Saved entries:

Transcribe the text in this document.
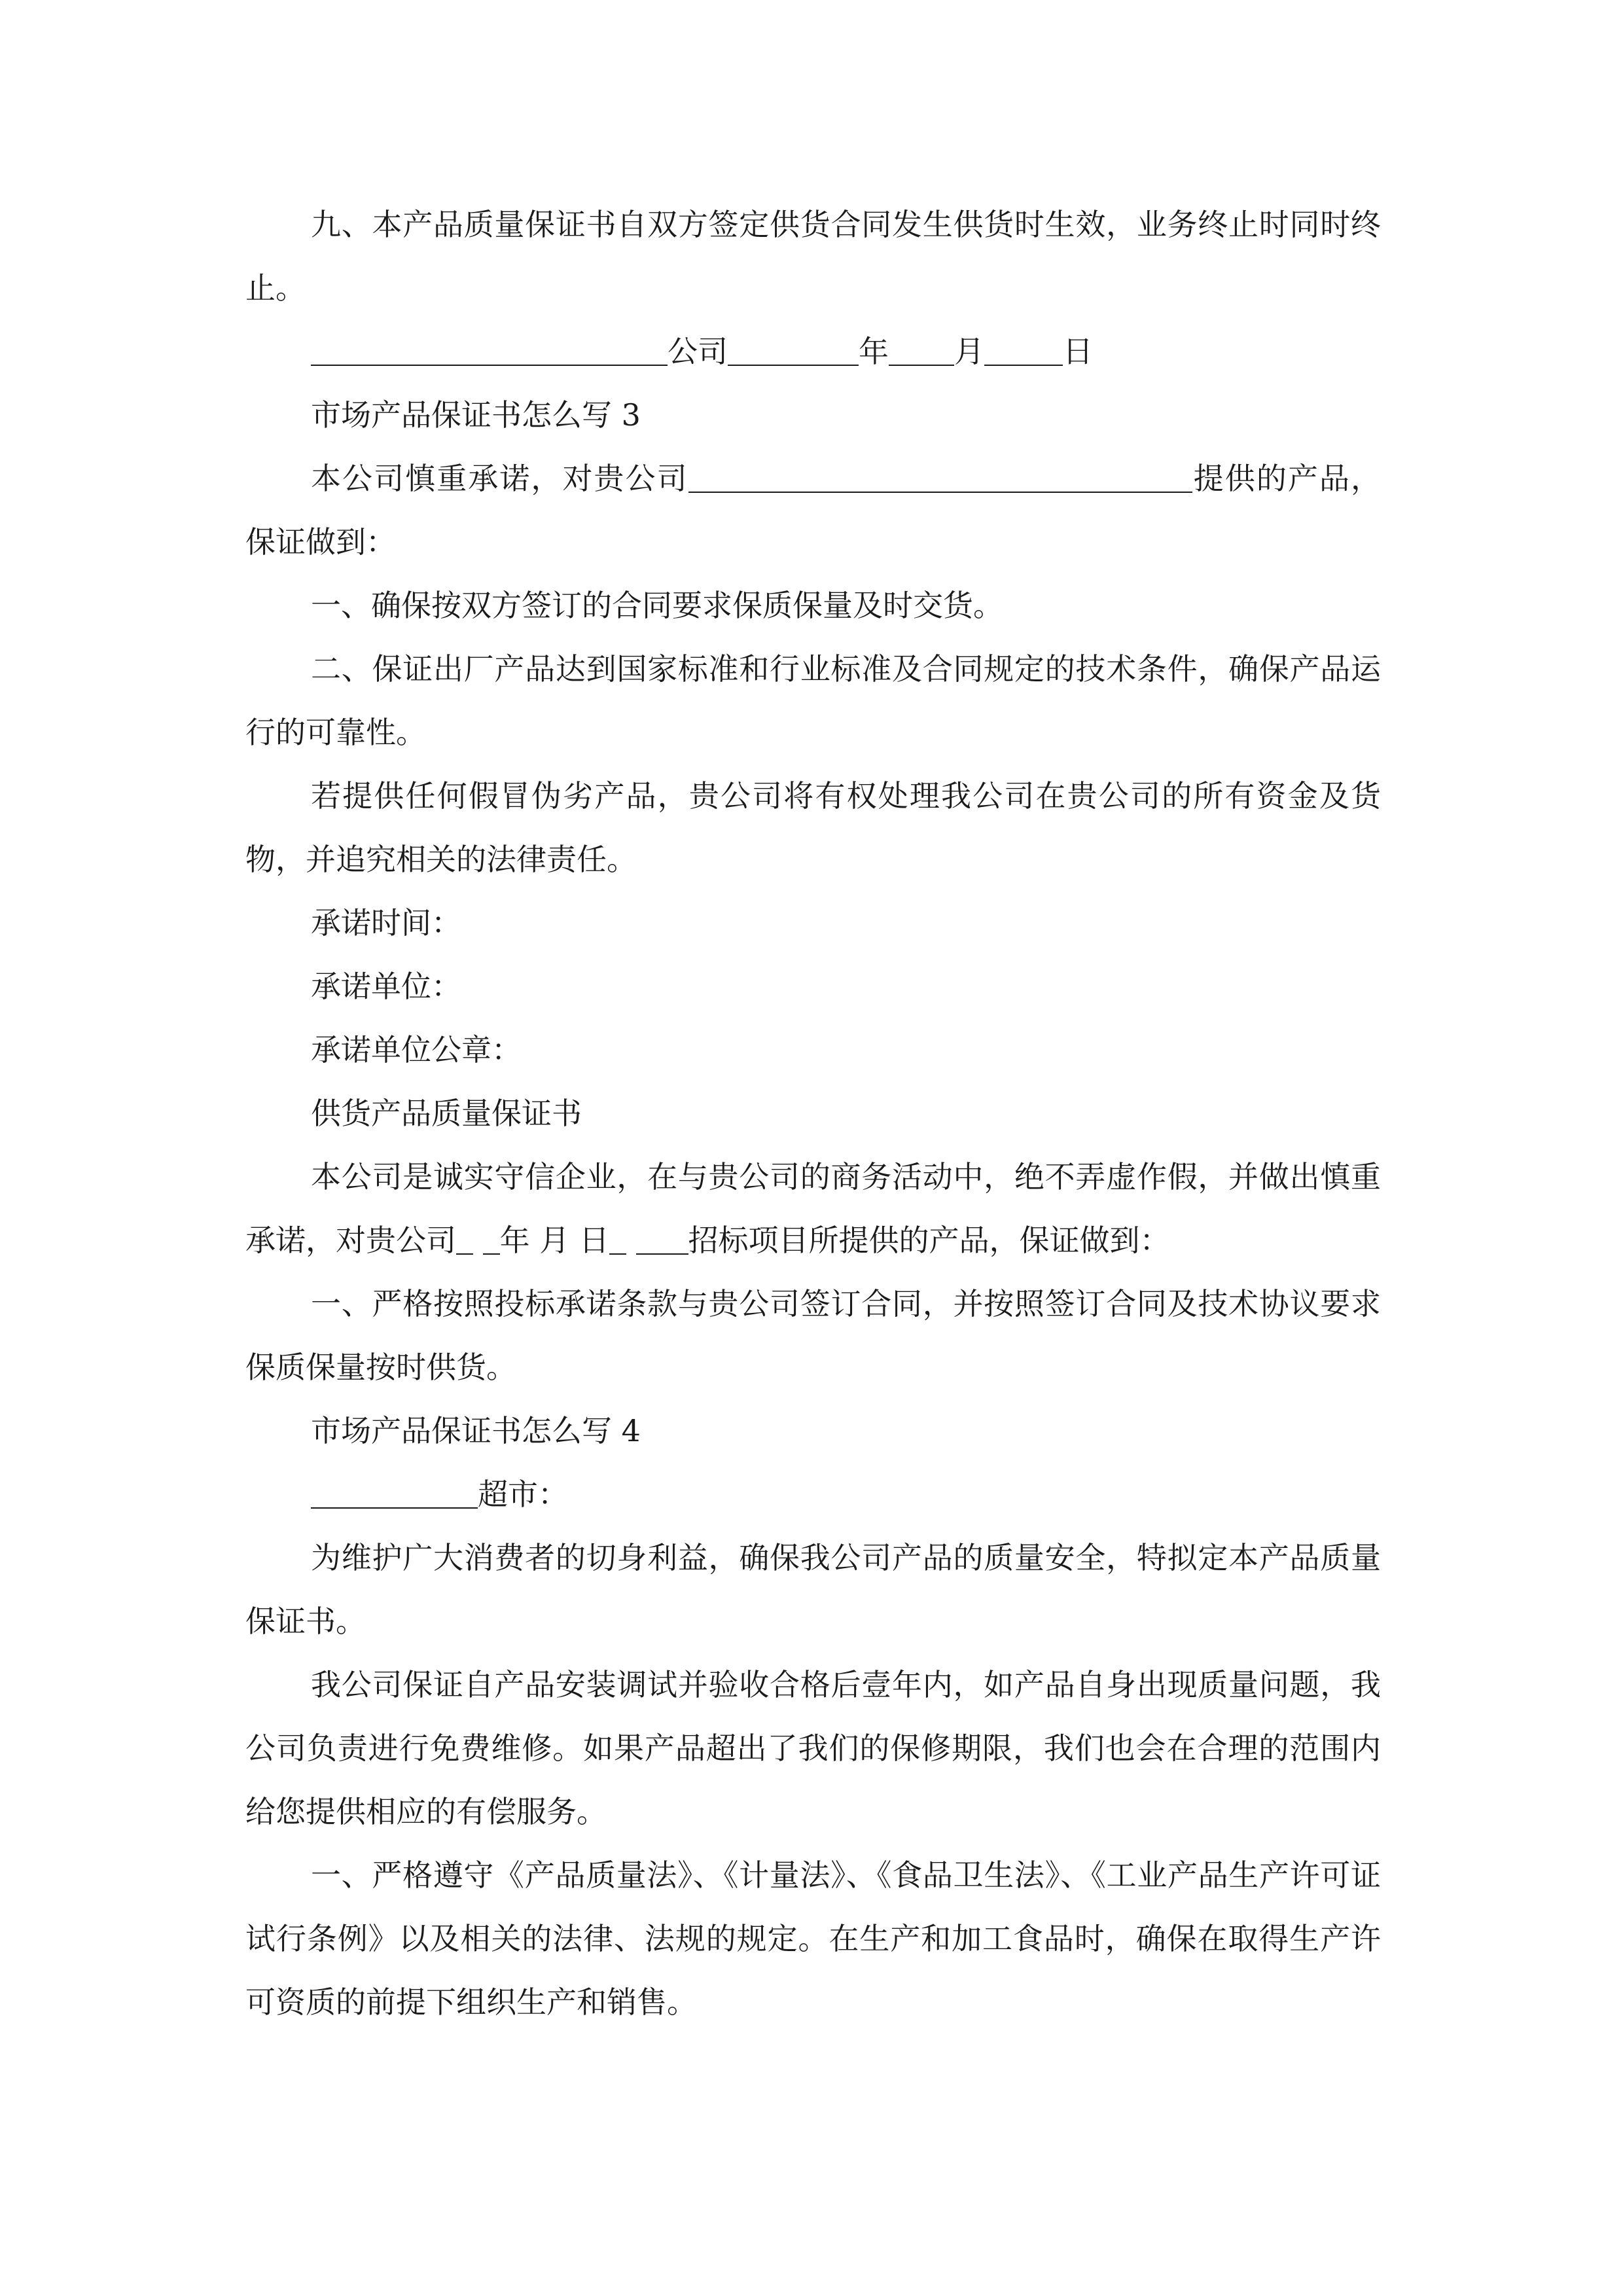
九、本产品质量保证书自双方签定供货合同发生供货时生效，业务终止时同时终止。

公司	年 月	日

市场产品保证书怎么写 3

本公司慎重承诺，对贵公司	提供的产品，保证做到：

一、确保按双方签订的合同要求保质保量及时交货。

二、保证出厂产品达到国家标准和行业标准及合同规定的技术条件，确保产品运行的可靠性。

若提供任何假冒伪劣产品，贵公司将有权处理我公司在贵公司的所有资金及货物，并追究相关的法律责任。

承诺时间：

承诺单位：

承诺单位公章：

供货产品质量保证书

本公司是诚实守信企业，在与贵公司的商务活动中，绝不弄虚作假，并做出慎重承诺，对贵公司 年 月 日	招标项目所提供的产品，保证做到：

一、严格按照投标承诺条款与贵公司签订合同，并按照签订合同及技术协议要求保质保量按时供货。

市场产品保证书怎么写 4

超市：

为维护广大消费者的切身利益，确保我公司产品的质量安全，特拟定本产品质量保证书。

我公司保证自产品安装调试并验收合格后壹年内，如产品自身出现质量问题，我公司负责进行免费维修。如果产品超出了我们的保修期限，我们也会在合理的范围内给您提供相应的有偿服务。

一、严格遵守《产品质量法》、《计量法》、《食品卫生法》、《工业产品生产许可证试行条例》以及相关的法律、法规的规定。在生产和加工食品时，确保在取得生产许可资质的前提下组织生产和销售。
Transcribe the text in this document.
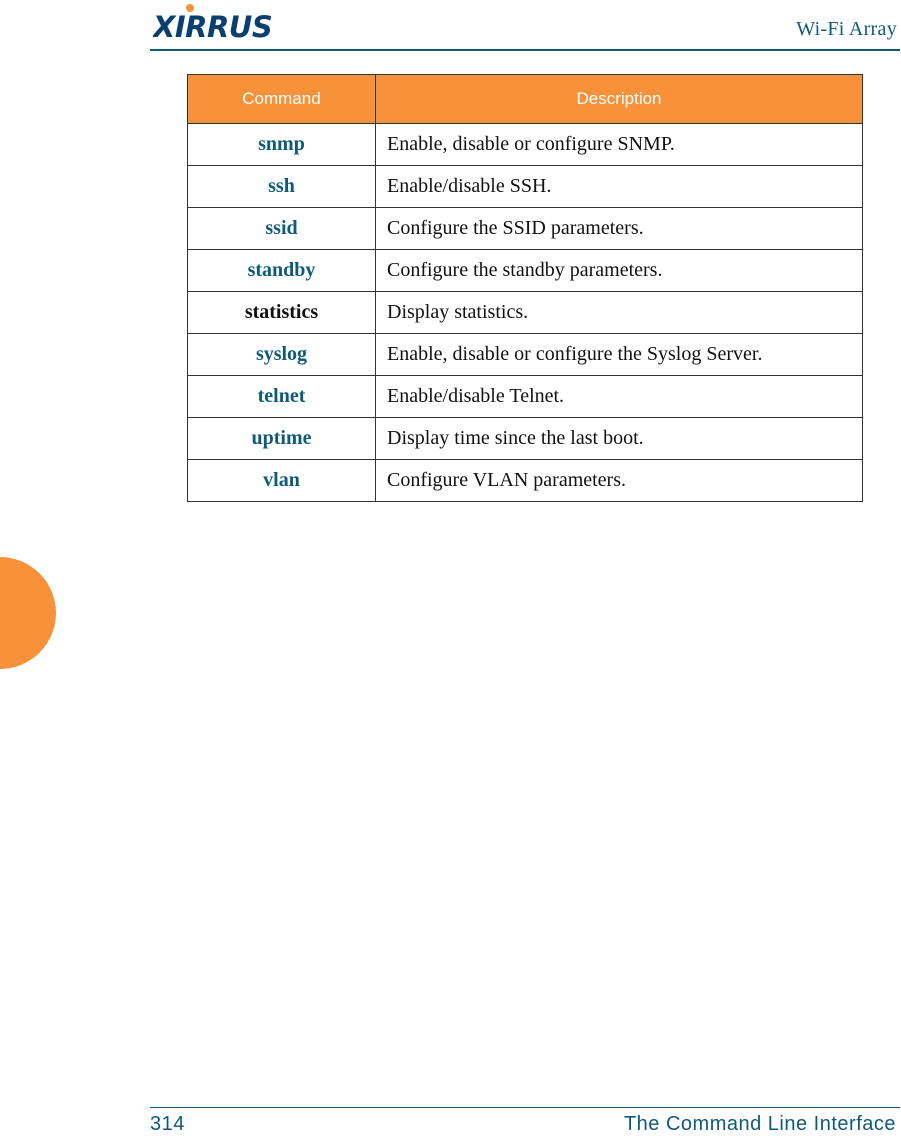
XIRRUS	Wi-Fi Array
Command	Description
snmp	Enable, disable or configure SNMP.
ssh	Enable/disable SSH.
ssid	Configure the SSID parameters.
standby	Configure the standby parameters.
statistics	Display statistics.
syslog	Enable, disable or configure the Syslog Server.
telnet	Enable/disable Telnet.
uptime	Display time since the last boot.
vlan	Configure VLAN parameters.
314	The Command Line Interface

Directions for this task:
Across the preceding material, how many lines contain the word "parameters"? State the number alone.

Problem solution:
3